##### Input records #####

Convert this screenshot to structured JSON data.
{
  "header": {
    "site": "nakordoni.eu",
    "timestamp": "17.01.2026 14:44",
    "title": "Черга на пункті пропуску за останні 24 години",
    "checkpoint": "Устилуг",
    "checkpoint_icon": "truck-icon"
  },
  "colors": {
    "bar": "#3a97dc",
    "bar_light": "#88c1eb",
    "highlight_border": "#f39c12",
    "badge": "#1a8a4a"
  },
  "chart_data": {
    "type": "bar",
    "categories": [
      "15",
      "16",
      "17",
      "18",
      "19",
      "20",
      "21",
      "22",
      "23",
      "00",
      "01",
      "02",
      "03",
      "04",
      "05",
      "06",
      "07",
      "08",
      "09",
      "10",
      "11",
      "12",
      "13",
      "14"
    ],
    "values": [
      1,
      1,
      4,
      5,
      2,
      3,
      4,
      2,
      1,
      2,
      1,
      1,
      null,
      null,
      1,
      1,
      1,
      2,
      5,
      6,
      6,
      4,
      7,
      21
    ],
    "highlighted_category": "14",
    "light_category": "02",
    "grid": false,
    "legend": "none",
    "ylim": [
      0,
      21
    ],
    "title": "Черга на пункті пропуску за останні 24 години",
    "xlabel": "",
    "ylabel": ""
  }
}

#####

◆ What you are asked to do:
Set down all of the records shown above once more, exactly.

◆ Response for this exercise:
Convert this screenshot to structured JSON data.
{
  "header": {
    "site": "nakordoni.eu",
    "timestamp": "17.01.2026 14:44",
    "title": "Черга на пункті пропуску за останні 24 години",
    "checkpoint": "Устилуг",
    "checkpoint_icon": "truck-icon"
  },
  "colors": {
    "bar": "#3a97dc",
    "bar_light": "#88c1eb",
    "highlight_border": "#f39c12",
    "badge": "#1a8a4a"
  },
  "chart_data": {
    "type": "bar",
    "categories": [
      "15",
      "16",
      "17",
      "18",
      "19",
      "20",
      "21",
      "22",
      "23",
      "00",
      "01",
      "02",
      "03",
      "04",
      "05",
      "06",
      "07",
      "08",
      "09",
      "10",
      "11",
      "12",
      "13",
      "14"
    ],
    "values": [
      1,
      1,
      4,
      5,
      2,
      3,
      4,
      2,
      1,
      2,
      1,
      1,
      null,
      null,
      1,
      1,
      1,
      2,
      5,
      6,
      6,
      4,
      7,
      21
    ],
    "highlighted_category": "14",
    "light_category": "02",
    "grid": false,
    "legend": "none",
    "ylim": [
      0,
      21
    ],
    "title": "Черга на пункті пропуску за останні 24 години",
    "xlabel": "",
    "ylabel": ""
  }
}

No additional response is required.